Recorded information:
──────────

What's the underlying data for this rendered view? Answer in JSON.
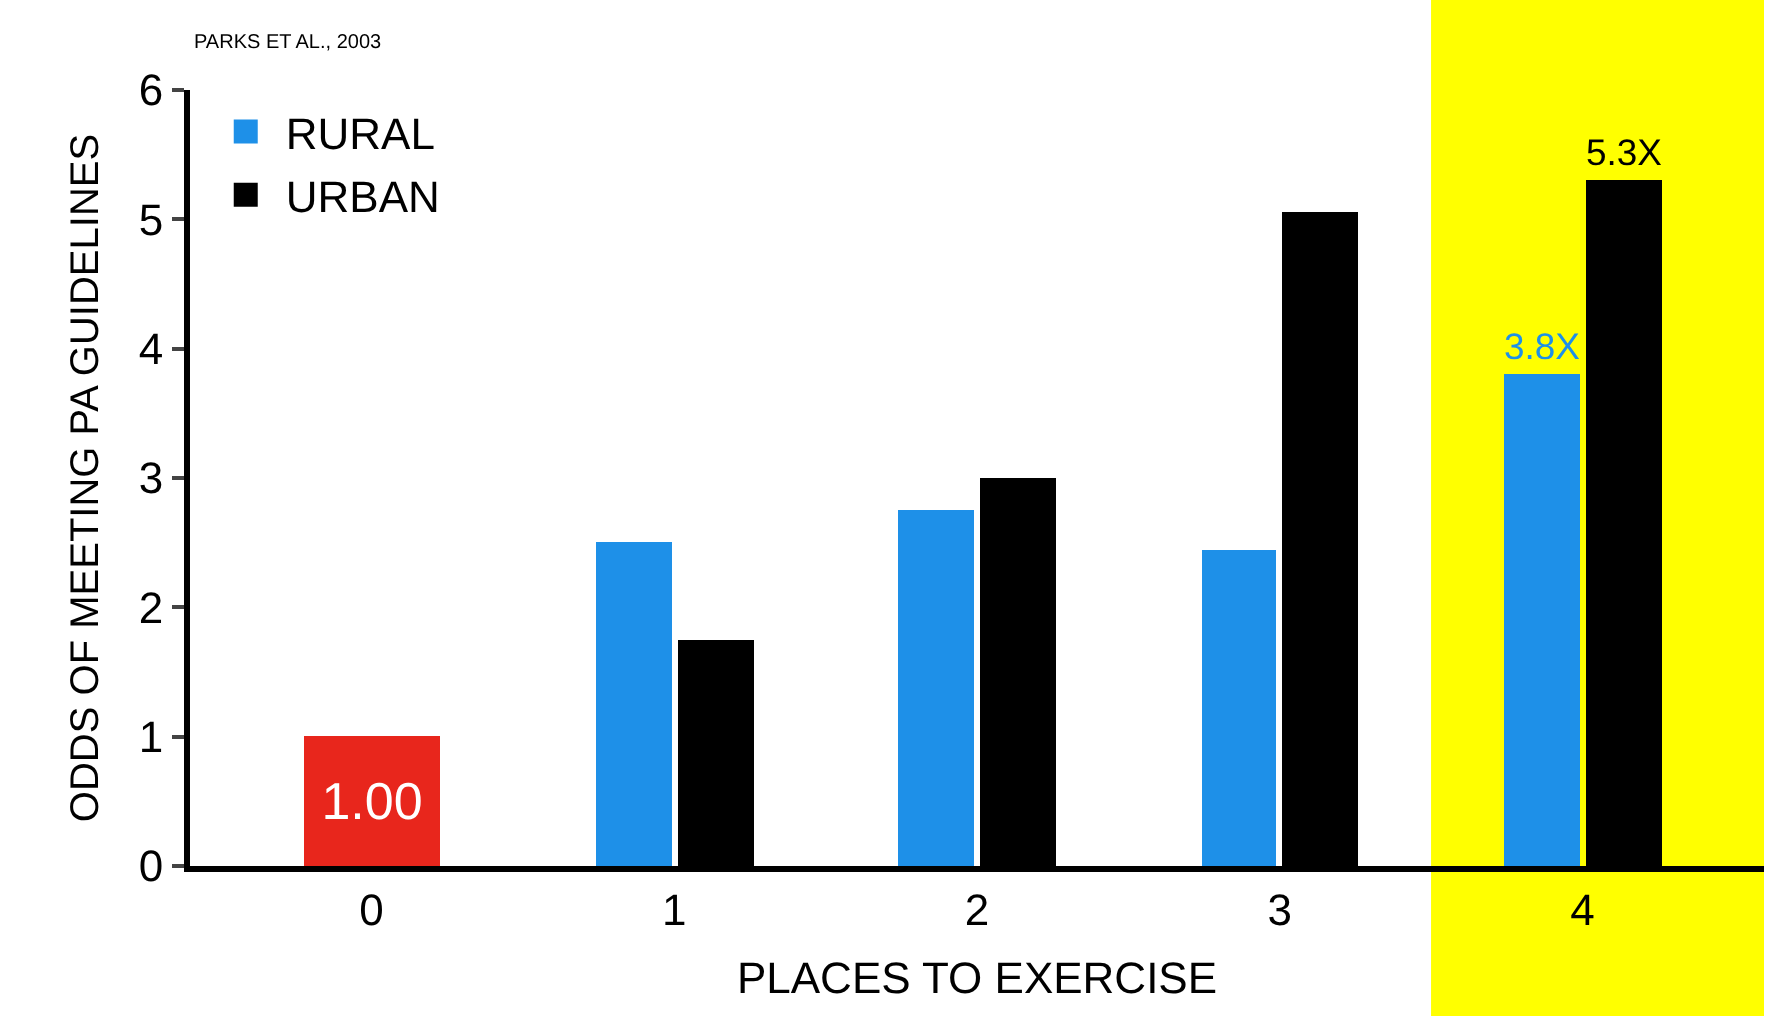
{
  "chart_data": {
    "type": "bar",
    "xlabel": "PLACES TO EXERCISE",
    "ylabel": "ODDS OF MEETING PA GUIDELINES",
    "x": [
      0,
      1,
      2,
      3,
      4
    ],
    "xlim": [
      -0.6,
      4.6
    ],
    "xticks": [
      0,
      1,
      2,
      3,
      4
    ],
    "ylim": [
      0,
      6
    ],
    "yticks": [
      0,
      1,
      2,
      3,
      4,
      5,
      6
    ],
    "series": [
      {
        "color": "#e8261c",
        "values": [
          1.0,
          null,
          null,
          null,
          null
        ],
        "value_labels": [
          "1.00",
          null,
          null,
          null,
          null
        ]
      },
      {
        "name": "RURAL",
        "color": "#1e90e8",
        "values": [
          null,
          2.5,
          2.75,
          2.45,
          3.8
        ],
        "value_labels": [
          null,
          null,
          null,
          null,
          "3.8X"
        ]
      },
      {
        "name": "URBAN",
        "color": "#000000",
        "values": [
          null,
          1.75,
          3.0,
          5.05,
          5.3
        ],
        "value_labels": [
          null,
          null,
          null,
          null,
          "5.3X"
        ]
      }
    ],
    "bands": [
      {
        "axis": "x",
        "from": 3.5,
        "to": 4.6,
        "color": "#ffff00"
      }
    ],
    "annotations": [
      "PARKS ET AL., 2003"
    ],
    "legend": "top left",
    "grid": false
  }
}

──────────

Task directions: Exclude the pictures, and transcribe all of the material exactly.

Task response:
What's the underlying data for this rendered view? Answer in JSON.
{
  "chart_data": {
    "type": "bar",
    "xlabel": "PLACES TO EXERCISE",
    "ylabel": "ODDS OF MEETING PA GUIDELINES",
    "x": [
      0,
      1,
      2,
      3,
      4
    ],
    "xlim": [
      -0.6,
      4.6
    ],
    "xticks": [
      0,
      1,
      2,
      3,
      4
    ],
    "ylim": [
      0,
      6
    ],
    "yticks": [
      0,
      1,
      2,
      3,
      4,
      5,
      6
    ],
    "series": [
      {
        "color": "#e8261c",
        "values": [
          1.0,
          null,
          null,
          null,
          null
        ],
        "value_labels": [
          "1.00",
          null,
          null,
          null,
          null
        ]
      },
      {
        "name": "RURAL",
        "color": "#1e90e8",
        "values": [
          null,
          2.5,
          2.75,
          2.45,
          3.8
        ],
        "value_labels": [
          null,
          null,
          null,
          null,
          "3.8X"
        ]
      },
      {
        "name": "URBAN",
        "color": "#000000",
        "values": [
          null,
          1.75,
          3.0,
          5.05,
          5.3
        ],
        "value_labels": [
          null,
          null,
          null,
          null,
          "5.3X"
        ]
      }
    ],
    "bands": [
      {
        "axis": "x",
        "from": 3.5,
        "to": 4.6,
        "color": "#ffff00"
      }
    ],
    "annotations": [
      "PARKS ET AL., 2003"
    ],
    "legend": "top left",
    "grid": false
  }
}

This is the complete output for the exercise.